------ Information provided ------

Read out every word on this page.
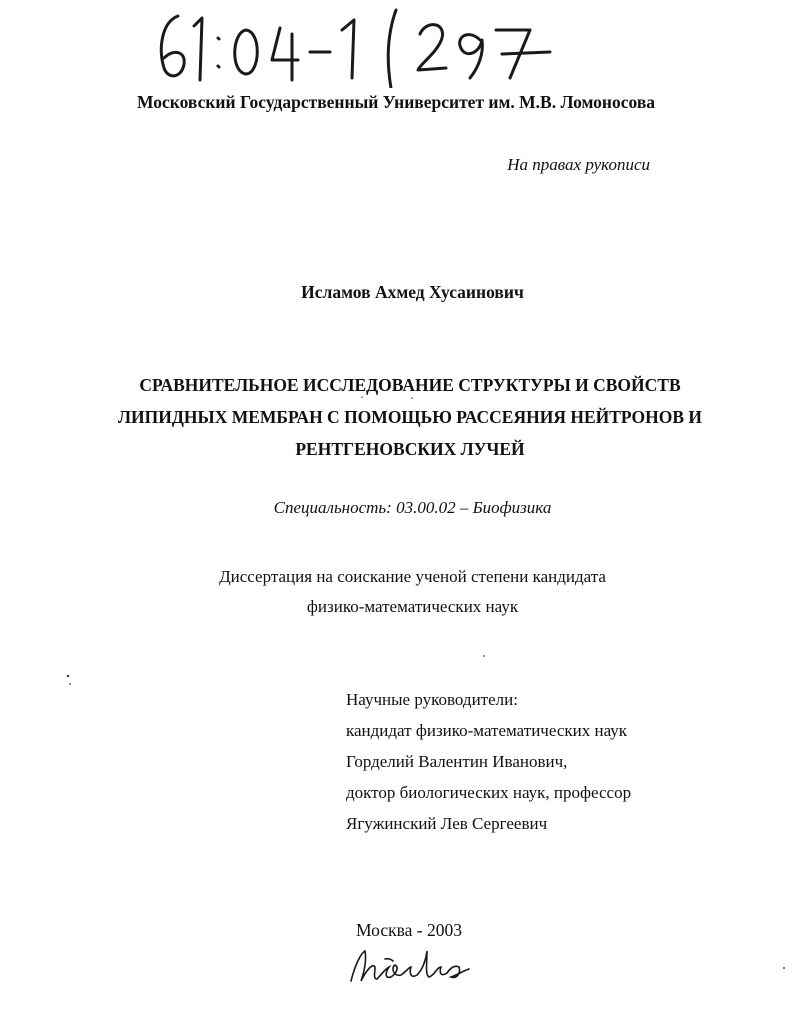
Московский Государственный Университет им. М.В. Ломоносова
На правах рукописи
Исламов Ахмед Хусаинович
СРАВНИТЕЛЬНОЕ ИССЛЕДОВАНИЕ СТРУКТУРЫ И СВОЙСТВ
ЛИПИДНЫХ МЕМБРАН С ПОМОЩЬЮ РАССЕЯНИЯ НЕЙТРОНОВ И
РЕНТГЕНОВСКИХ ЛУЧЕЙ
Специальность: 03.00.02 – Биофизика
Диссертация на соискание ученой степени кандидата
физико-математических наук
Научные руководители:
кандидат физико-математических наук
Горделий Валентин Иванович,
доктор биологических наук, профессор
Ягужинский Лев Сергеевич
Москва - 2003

------

## Written task
Write out the material above again, word for word, minus its pictures.

## Written response
Read out every word on this page.
Московский Государственный Университет им. М.В. Ломоносова
На правах рукописи
Исламов Ахмед Хусаинович
СРАВНИТЕЛЬНОЕ ИССЛЕДОВАНИЕ СТРУКТУРЫ И СВОЙСТВ
ЛИПИДНЫХ МЕМБРАН С ПОМОЩЬЮ РАССЕЯНИЯ НЕЙТРОНОВ И
РЕНТГЕНОВСКИХ ЛУЧЕЙ
Специальность: 03.00.02 – Биофизика
Диссертация на соискание ученой степени кандидата
физико-математических наук
Научные руководители:
кандидат физико-математических наук
Горделий Валентин Иванович,
доктор биологических наук, профессор
Ягужинский Лев Сергеевич
Москва - 2003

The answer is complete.